• _Task requirements_
Each line of the material must be repeated precisely, with the pictures left out.
** start of Data section **
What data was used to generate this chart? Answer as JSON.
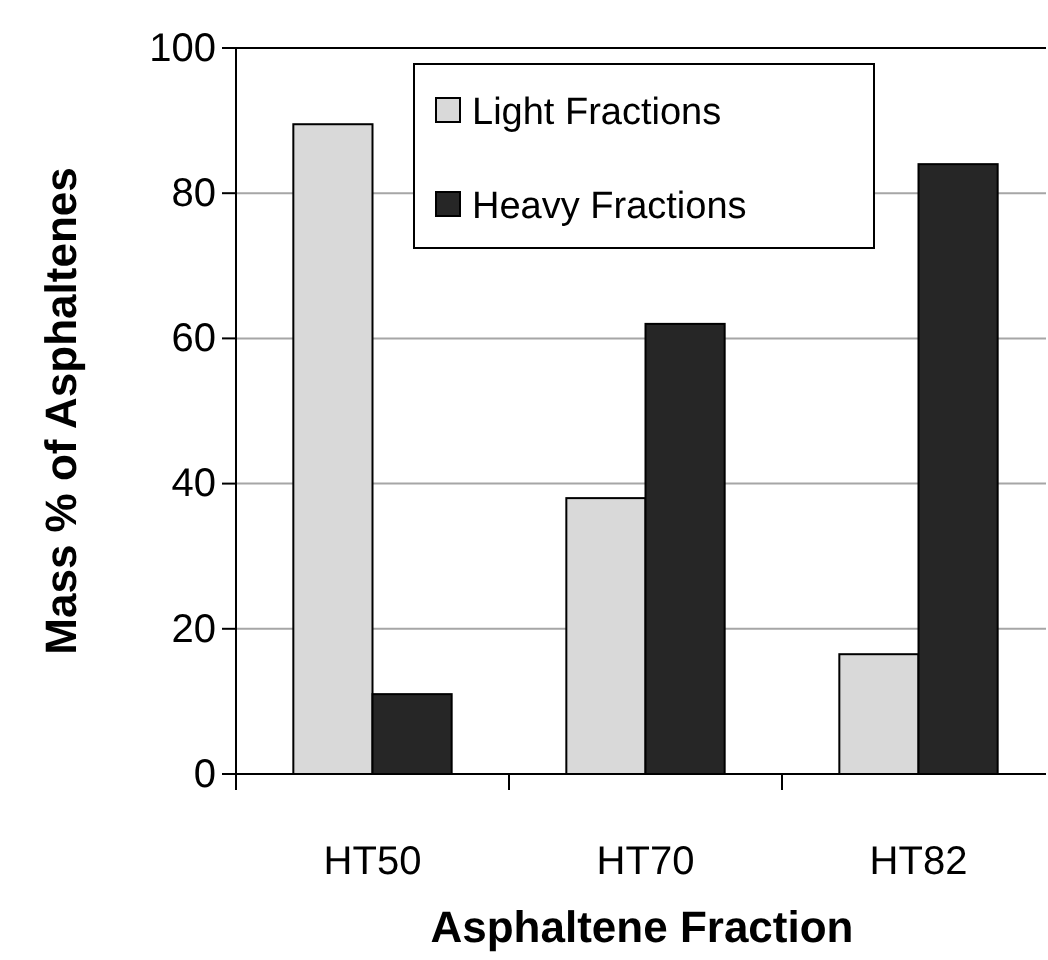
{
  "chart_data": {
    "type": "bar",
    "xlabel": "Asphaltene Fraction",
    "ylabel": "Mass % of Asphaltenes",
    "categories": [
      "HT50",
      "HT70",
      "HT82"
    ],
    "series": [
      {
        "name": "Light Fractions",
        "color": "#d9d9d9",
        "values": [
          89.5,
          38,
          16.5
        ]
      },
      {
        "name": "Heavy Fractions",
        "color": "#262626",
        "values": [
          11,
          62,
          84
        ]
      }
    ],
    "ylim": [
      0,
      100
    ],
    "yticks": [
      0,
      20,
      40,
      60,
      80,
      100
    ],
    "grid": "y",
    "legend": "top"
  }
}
** end of Data section **
• _Output for this task_
What data was used to generate this chart? Answer as JSON.
{
  "chart_data": {
    "type": "bar",
    "xlabel": "Asphaltene Fraction",
    "ylabel": "Mass % of Asphaltenes",
    "categories": [
      "HT50",
      "HT70",
      "HT82"
    ],
    "series": [
      {
        "name": "Light Fractions",
        "color": "#d9d9d9",
        "values": [
          89.5,
          38,
          16.5
        ]
      },
      {
        "name": "Heavy Fractions",
        "color": "#262626",
        "values": [
          11,
          62,
          84
        ]
      }
    ],
    "ylim": [
      0,
      100
    ],
    "yticks": [
      0,
      20,
      40,
      60,
      80,
      100
    ],
    "grid": "y",
    "legend": "top"
  }
}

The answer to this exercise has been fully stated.